-- Start TEXT SECTION --

When interviewed to be a part of the Creative Campus internship program, perspective applicants had to generate an idea to go with their application, and Hataway and Davis happened to share the same idea for a festival that would become a staple in the Tuscaloosa arts community.

The biggest struggles for the team working on DCAF during its first year included being taken seriously by prominent members in the community, as well as working out a budget that would cover the costs of the festival while still keeping it a non-profit event.

“We were basically told we didn’t know what we were doing and that we were wasting our time,” Davis said. “I don’t like being underestimated, so we took it from there and made things happen.”

A member of the original DCAF team, John Michael Murray, who handled musical logistics, said the biggest trial the team experienced aside from issues with budgeting was the lack of people who shared their vision and what they wanted to do.

“Any new idea people, tell you that it’s dumb, won’t work or it isn’t worth it,” Murray said. “So many people told us no, and so many people told us that this was going to be a disaster, and thank goodness the team was full of people that weren’t worried about that.”

Davis said the goal of the festival was to keep it non-profit, before realizing how much things were going to cost.

“The first DCAF budget was a shoestring budget, and it was that cost and then some, and we didn’t see that coming,” Davis said. “That first year I did a lot of the fundraising and went out and hit people up. We were able to raise the money we needed to raise and put it all together, and in the end it worked out.”

Current Creative Campus intern Chase Sanders said that transitioning from a new team to another new team every year is also a trial students working on DCAF experience.

-- End TEXT SECTION --

STATED PROBLEM A
Could you set down the stretch of the DCAF festival text from "When interviewed to" through "Tuscaloosa arts community.", word for word?

-- Start ENTRIES SUPPLIED --

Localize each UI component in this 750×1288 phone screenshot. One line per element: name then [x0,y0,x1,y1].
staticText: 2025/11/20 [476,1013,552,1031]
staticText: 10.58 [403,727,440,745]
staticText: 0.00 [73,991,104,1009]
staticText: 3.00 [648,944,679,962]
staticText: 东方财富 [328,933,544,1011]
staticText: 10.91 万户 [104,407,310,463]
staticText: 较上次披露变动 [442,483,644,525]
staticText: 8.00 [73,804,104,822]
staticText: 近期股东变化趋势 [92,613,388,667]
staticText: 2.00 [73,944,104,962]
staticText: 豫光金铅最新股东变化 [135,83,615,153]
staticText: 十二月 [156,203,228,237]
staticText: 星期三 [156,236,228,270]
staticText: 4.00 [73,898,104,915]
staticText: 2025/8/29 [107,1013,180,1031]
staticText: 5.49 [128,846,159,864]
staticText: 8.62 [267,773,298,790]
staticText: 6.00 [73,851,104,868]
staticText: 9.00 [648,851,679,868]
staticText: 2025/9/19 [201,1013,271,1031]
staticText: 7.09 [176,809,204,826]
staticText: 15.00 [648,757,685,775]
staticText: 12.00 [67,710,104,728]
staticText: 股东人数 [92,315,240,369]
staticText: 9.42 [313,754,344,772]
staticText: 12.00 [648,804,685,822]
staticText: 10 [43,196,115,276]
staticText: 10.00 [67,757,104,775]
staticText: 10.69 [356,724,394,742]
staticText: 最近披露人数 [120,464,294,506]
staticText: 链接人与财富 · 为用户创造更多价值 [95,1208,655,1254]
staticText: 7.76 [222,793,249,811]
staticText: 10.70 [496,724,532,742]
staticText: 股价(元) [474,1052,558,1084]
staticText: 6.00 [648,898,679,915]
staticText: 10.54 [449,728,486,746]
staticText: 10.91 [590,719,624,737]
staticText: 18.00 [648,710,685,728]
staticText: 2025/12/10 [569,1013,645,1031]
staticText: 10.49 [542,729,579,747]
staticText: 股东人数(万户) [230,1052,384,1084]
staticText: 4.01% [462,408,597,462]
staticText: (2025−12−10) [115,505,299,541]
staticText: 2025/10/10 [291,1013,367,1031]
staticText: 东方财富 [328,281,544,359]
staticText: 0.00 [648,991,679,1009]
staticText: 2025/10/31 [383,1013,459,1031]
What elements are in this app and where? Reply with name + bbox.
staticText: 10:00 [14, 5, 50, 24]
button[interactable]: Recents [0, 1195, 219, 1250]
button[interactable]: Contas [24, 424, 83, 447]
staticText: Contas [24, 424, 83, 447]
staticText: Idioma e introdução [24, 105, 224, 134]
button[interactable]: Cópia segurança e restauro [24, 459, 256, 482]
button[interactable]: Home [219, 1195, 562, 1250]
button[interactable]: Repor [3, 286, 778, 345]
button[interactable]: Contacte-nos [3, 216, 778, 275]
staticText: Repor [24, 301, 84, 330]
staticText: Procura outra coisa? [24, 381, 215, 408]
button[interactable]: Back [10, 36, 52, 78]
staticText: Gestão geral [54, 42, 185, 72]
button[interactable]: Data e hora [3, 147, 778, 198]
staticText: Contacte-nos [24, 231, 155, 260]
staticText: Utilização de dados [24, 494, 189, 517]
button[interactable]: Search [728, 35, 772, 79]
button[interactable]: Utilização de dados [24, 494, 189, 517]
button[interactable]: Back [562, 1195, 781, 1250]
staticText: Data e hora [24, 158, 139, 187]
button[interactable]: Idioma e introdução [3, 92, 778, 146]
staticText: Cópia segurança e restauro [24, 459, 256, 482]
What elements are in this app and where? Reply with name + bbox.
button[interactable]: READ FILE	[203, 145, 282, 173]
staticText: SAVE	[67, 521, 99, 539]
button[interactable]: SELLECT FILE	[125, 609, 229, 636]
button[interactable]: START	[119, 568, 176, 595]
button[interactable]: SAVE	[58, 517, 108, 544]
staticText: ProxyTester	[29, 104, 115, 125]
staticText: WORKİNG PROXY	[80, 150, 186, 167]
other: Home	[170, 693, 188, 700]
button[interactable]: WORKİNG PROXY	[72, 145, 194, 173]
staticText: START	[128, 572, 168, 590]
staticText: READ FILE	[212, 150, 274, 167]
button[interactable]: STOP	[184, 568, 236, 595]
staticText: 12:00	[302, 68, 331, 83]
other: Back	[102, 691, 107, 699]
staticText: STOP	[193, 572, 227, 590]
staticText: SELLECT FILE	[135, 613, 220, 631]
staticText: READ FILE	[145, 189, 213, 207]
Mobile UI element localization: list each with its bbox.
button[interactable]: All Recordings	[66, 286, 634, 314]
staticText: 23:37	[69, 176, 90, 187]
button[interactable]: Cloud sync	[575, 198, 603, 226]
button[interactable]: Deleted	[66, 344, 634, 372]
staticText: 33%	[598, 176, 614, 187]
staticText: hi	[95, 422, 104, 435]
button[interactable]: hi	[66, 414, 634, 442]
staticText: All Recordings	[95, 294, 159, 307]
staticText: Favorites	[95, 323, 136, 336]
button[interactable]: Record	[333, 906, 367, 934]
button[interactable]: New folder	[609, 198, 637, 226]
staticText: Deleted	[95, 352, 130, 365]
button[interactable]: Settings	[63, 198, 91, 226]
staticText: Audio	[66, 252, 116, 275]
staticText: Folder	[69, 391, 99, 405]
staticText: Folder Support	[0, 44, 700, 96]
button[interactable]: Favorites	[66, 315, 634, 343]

-- End ENTRIES SUPPLIED --

STATED PROBLEM B
Which lines in the records contain the string "introdução"? Pick out each one and copy it.

EXERCISE OUTPUT A
When interviewed to be a part of the Creative Campus internship program, perspective applicants had to generate an idea to go with their application, and Hataway and Davis happened to share the same idea for a festival that would become a staple in the Tuscaloosa arts community.

EXERCISE OUTPUT B
staticText: Idioma e introdução [24, 105, 224, 134]
button[interactable]: Idioma e introdução [3, 92, 778, 146]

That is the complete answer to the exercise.